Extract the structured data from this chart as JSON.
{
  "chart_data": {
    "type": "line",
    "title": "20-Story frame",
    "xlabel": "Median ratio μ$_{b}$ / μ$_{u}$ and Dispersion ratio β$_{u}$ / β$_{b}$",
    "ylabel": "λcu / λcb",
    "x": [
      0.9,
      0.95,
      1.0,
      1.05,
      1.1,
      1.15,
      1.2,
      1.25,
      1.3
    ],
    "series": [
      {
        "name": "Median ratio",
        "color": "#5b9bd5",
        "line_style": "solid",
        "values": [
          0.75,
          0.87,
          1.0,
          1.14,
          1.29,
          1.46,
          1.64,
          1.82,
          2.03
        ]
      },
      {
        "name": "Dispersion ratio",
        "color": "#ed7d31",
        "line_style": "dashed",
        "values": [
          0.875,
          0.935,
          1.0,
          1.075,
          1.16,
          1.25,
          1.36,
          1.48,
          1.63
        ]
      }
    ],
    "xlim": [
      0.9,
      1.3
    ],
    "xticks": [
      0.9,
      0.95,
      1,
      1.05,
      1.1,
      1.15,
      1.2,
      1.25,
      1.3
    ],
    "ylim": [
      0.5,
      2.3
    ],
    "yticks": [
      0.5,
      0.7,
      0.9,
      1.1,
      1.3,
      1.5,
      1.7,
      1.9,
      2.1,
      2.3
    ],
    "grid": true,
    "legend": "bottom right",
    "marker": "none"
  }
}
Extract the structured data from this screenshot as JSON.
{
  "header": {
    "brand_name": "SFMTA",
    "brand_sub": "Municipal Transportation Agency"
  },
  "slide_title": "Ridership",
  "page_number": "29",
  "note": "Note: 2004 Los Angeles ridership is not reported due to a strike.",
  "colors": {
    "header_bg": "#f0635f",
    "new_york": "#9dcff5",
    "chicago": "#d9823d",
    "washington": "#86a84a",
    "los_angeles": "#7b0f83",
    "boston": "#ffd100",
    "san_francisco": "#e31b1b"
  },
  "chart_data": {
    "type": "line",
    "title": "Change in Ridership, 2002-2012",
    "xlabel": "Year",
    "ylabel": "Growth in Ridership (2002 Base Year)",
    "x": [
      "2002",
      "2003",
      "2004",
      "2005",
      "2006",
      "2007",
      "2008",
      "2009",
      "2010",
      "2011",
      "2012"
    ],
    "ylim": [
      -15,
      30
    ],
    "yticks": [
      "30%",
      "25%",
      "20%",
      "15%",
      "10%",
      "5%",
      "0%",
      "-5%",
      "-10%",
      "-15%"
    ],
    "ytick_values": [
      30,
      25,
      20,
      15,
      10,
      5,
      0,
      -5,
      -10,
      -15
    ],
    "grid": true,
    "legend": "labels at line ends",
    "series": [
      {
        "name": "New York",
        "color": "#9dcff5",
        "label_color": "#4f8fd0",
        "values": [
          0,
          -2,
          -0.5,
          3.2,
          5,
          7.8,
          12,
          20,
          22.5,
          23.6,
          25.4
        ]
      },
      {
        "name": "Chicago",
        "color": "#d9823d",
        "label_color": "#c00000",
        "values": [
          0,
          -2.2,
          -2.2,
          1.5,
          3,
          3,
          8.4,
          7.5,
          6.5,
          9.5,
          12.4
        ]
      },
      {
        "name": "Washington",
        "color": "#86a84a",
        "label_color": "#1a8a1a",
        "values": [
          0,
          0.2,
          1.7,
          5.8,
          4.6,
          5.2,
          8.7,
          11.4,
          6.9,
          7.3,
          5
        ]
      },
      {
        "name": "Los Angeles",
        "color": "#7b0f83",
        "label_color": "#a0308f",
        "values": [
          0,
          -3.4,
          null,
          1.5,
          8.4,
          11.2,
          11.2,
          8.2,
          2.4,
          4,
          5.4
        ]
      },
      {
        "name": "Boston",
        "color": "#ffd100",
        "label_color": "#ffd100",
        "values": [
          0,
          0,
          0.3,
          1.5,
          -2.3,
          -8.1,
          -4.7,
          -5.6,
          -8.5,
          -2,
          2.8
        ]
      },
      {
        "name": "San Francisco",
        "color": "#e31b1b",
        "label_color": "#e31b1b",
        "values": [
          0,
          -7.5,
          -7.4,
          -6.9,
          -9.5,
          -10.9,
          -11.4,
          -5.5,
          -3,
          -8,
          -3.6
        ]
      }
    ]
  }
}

What needs to be done:
Return every line containing "xlabel".

Solution for this exercise:
    "xlabel": "Median ratio μ$_{b}$ / μ$_{u}$ and Dispersion ratio β$_{u}$ / β$_{b}$",
    "xlabel": "Year",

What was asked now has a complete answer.